> [What the task asks]: Where a line of the material contains the string "Infrastructure", copy that line.

━━━━━ Supplied data ━━━━━

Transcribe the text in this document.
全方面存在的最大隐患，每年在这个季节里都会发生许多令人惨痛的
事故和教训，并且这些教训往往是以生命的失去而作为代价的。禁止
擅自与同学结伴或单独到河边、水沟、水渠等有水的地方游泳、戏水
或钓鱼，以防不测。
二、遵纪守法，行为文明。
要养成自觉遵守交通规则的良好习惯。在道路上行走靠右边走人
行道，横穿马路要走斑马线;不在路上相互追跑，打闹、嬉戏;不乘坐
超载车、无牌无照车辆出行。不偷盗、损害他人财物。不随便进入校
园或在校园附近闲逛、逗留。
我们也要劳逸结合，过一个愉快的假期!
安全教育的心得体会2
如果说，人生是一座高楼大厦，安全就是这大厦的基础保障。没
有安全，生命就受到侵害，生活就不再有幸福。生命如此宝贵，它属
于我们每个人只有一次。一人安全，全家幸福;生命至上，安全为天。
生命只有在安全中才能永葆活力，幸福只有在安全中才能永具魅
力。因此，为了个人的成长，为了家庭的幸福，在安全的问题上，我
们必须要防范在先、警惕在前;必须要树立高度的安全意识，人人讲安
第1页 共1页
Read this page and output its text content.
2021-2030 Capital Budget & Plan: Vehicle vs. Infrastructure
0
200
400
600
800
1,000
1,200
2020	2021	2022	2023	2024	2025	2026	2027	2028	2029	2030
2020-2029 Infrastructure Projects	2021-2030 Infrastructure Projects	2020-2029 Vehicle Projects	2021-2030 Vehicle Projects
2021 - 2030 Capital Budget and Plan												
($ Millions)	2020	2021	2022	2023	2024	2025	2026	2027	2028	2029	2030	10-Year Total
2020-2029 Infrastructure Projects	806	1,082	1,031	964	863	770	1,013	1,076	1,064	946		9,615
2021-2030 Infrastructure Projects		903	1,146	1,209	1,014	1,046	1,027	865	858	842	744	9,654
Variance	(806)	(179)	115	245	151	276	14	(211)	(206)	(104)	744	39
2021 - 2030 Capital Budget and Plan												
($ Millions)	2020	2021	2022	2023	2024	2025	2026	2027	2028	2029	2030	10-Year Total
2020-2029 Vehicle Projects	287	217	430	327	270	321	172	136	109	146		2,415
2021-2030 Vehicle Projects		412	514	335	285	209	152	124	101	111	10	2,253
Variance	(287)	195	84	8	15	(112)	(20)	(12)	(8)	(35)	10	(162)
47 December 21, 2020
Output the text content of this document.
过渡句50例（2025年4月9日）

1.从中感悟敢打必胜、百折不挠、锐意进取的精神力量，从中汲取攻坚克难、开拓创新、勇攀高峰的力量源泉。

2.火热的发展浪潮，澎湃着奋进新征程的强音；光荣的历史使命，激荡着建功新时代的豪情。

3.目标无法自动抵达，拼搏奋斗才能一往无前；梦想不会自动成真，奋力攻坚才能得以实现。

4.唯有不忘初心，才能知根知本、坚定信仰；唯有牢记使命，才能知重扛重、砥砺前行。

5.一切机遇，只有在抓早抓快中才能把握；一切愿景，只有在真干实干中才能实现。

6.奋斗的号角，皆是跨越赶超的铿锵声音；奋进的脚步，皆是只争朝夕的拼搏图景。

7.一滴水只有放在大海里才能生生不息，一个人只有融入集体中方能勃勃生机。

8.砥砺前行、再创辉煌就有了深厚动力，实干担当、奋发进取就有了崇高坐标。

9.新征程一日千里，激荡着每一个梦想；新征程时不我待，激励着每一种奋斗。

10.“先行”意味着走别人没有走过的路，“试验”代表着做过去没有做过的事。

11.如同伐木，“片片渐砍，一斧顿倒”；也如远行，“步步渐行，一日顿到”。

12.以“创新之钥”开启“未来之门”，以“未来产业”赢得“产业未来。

━━━━━

> [Result for this exercise]:
2021-2030 Capital Budget & Plan: Vehicle vs. Infrastructure
2020-2029 Infrastructure Projects	2021-2030 Infrastructure Projects	2020-2029 Vehicle Projects	2021-2030 Vehicle Projects
2020-2029 Infrastructure Projects	806	1,082	1,031	964	863	770	1,013	1,076	1,064	946		9,615
2021-2030 Infrastructure Projects		903	1,146	1,209	1,014	1,046	1,027	865	858	842	744	9,654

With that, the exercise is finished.